Work required:
What number of lines contain the word "colleague"? Reply with the number and nothing else.

[Records contained in a dataset]
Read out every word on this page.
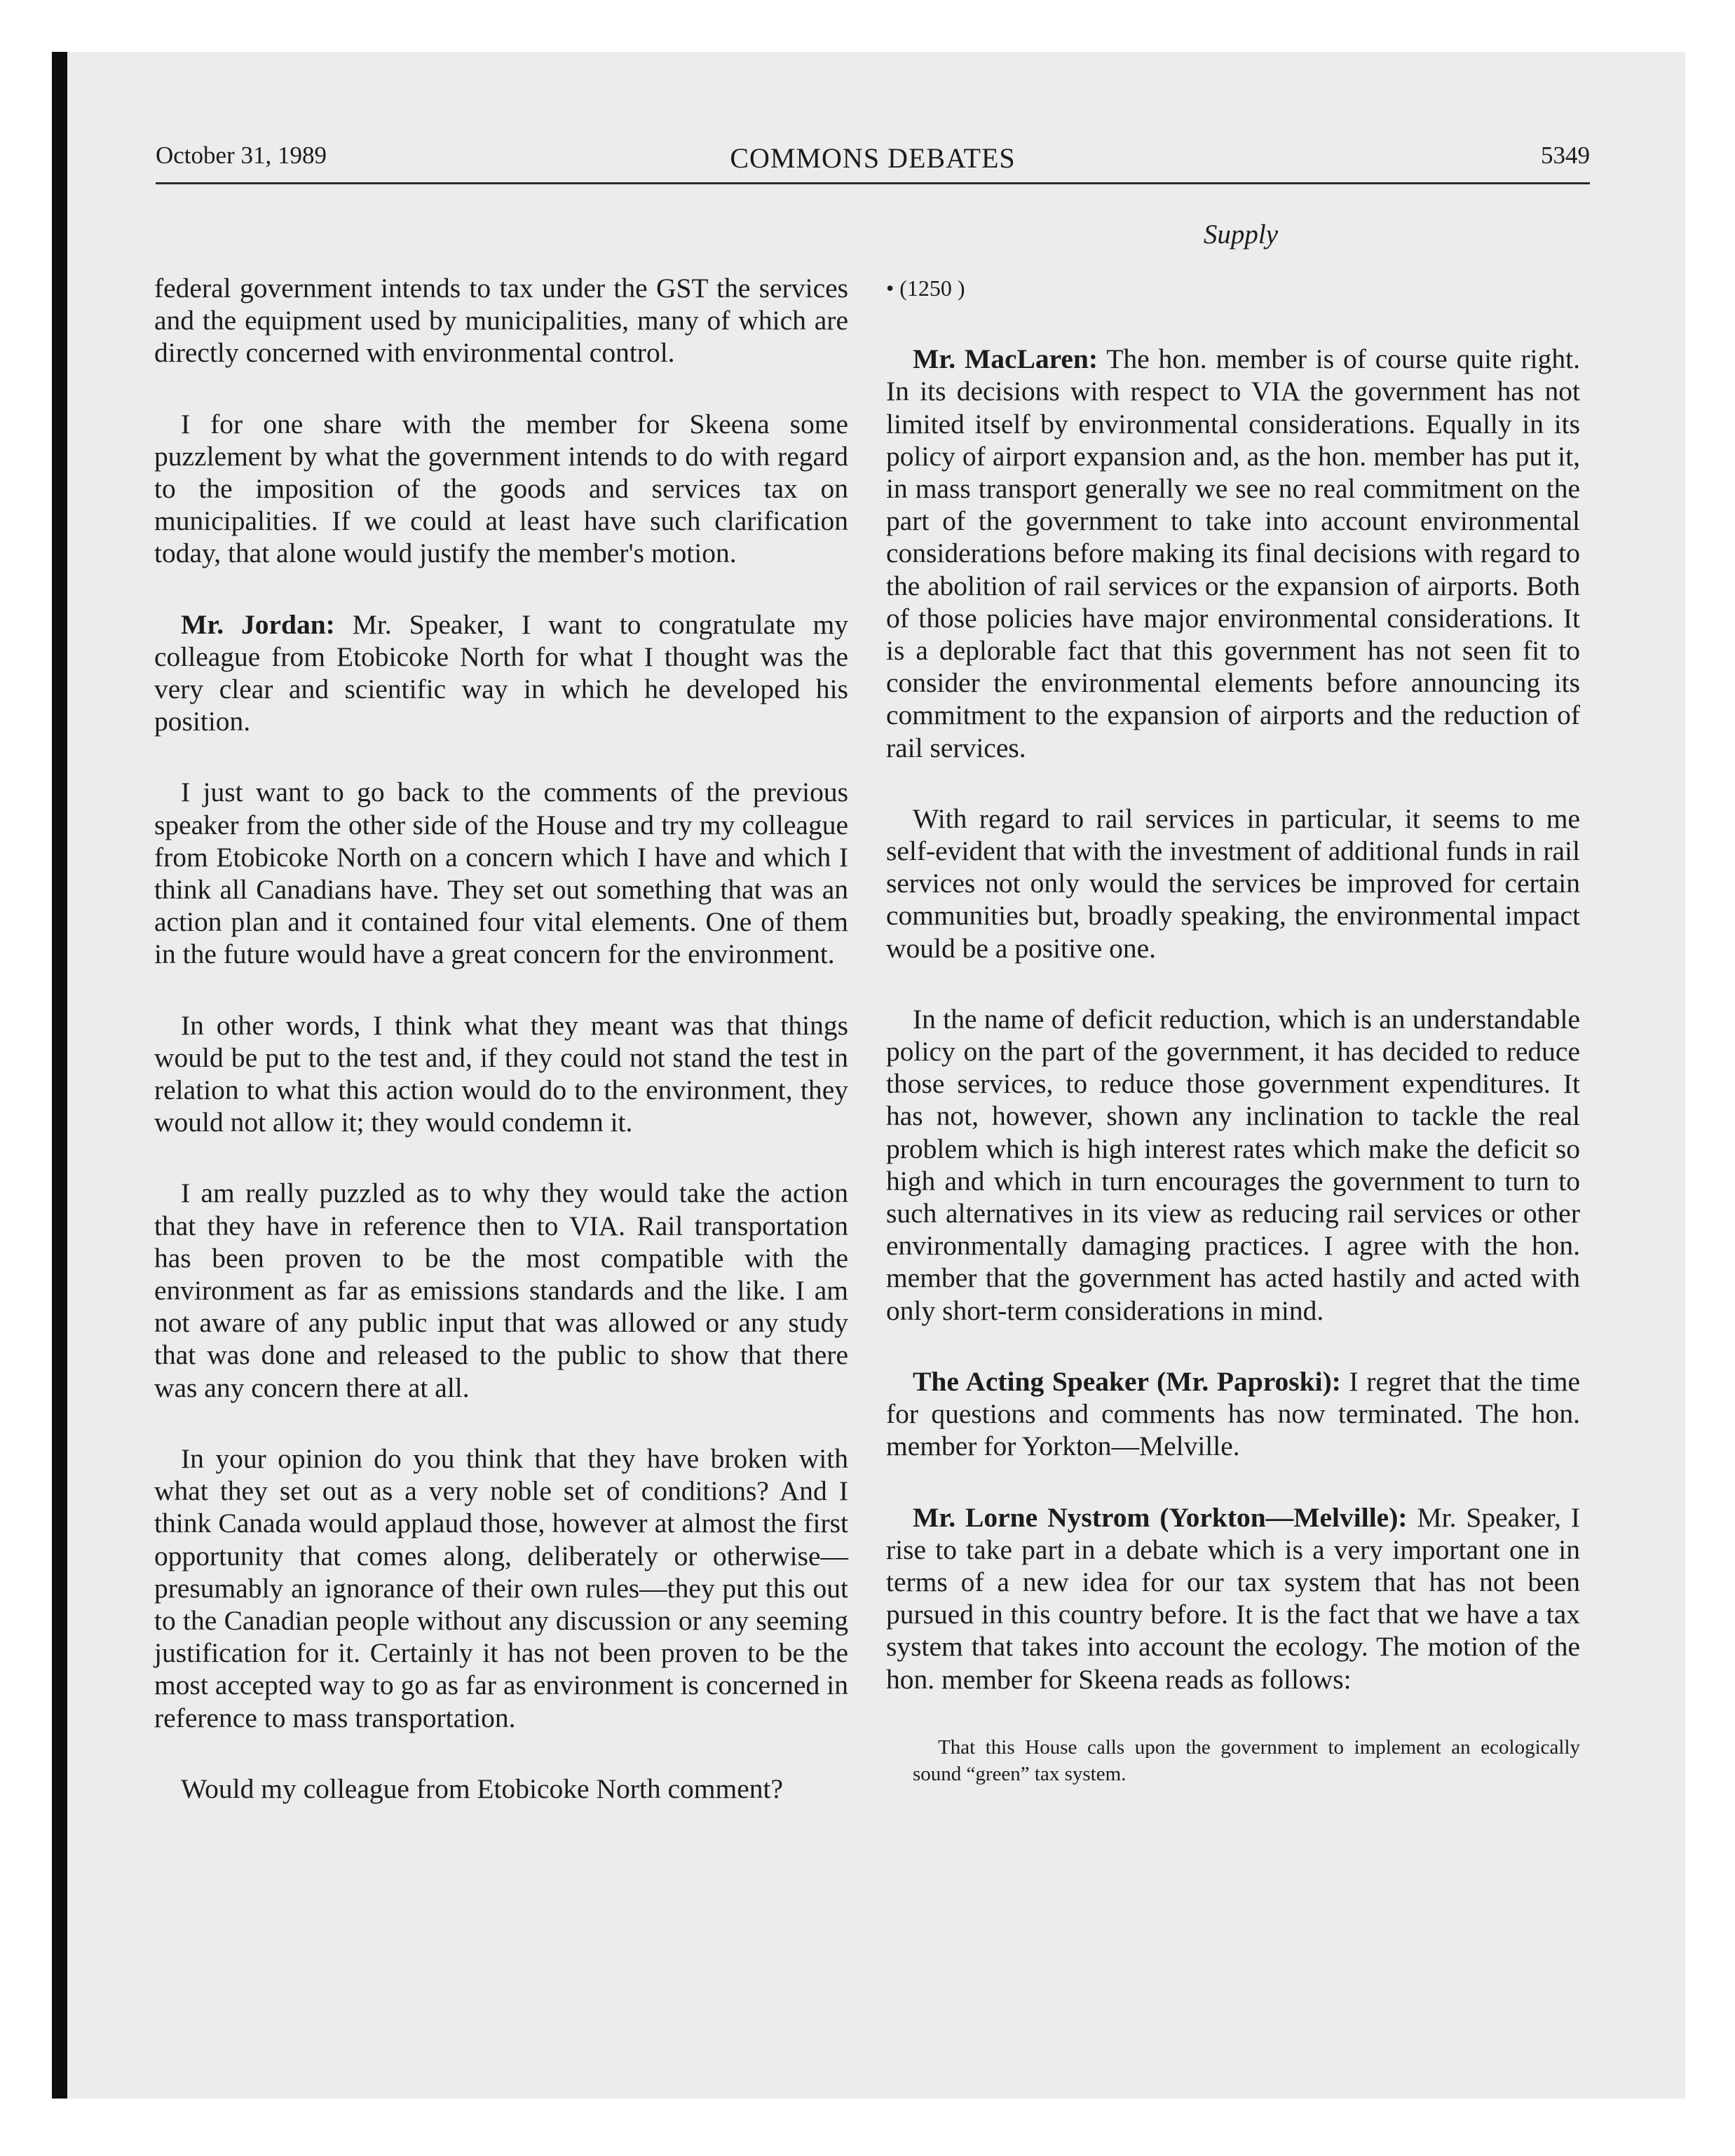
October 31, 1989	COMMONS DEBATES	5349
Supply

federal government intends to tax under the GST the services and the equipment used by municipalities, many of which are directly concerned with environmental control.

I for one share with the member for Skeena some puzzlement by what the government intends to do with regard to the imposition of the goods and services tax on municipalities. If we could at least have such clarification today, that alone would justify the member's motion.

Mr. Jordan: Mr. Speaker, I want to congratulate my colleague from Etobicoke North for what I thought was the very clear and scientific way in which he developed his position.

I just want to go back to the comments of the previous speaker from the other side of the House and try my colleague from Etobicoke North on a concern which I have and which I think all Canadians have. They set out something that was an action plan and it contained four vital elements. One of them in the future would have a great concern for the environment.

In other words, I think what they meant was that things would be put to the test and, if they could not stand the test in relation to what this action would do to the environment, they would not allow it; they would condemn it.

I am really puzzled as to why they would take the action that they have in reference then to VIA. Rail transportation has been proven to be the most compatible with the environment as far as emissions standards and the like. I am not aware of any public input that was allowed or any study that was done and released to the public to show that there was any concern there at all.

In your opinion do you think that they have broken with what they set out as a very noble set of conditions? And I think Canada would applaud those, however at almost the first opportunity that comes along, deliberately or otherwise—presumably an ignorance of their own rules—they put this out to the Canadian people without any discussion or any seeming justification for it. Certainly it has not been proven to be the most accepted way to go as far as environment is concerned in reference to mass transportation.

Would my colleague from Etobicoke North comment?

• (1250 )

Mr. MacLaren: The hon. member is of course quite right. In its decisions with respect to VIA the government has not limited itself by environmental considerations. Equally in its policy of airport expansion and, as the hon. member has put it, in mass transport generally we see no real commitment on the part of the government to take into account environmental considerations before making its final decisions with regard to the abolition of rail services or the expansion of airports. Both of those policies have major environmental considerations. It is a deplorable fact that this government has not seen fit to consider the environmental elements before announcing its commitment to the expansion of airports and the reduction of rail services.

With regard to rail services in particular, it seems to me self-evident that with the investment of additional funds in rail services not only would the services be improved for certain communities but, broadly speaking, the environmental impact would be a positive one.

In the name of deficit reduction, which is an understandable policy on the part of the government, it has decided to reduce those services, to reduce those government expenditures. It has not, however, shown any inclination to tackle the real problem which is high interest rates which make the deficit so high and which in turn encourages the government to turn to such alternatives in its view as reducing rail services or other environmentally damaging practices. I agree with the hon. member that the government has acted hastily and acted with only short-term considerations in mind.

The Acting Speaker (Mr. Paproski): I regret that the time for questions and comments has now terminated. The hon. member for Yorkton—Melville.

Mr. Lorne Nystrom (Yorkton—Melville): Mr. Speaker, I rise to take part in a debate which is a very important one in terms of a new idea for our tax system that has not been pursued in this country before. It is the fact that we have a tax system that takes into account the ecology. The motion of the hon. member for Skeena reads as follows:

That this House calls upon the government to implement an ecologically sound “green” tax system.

---

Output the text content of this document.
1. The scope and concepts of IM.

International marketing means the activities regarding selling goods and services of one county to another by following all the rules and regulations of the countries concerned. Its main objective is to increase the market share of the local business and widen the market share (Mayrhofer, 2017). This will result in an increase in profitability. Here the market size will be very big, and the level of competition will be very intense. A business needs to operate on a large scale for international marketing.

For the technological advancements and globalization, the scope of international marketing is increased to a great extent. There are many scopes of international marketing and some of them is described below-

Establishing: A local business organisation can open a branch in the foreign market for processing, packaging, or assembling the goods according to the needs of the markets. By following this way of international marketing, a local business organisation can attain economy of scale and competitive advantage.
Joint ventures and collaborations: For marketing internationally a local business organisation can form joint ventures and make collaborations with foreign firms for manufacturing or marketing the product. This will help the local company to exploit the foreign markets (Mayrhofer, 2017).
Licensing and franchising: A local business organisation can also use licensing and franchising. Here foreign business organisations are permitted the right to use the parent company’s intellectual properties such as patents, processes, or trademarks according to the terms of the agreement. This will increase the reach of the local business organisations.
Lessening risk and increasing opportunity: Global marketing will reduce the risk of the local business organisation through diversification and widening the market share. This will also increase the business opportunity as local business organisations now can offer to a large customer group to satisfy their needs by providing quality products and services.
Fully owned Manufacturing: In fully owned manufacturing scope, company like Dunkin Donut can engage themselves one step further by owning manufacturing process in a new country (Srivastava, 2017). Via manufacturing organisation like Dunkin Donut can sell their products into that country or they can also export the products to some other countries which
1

Expected answer:
3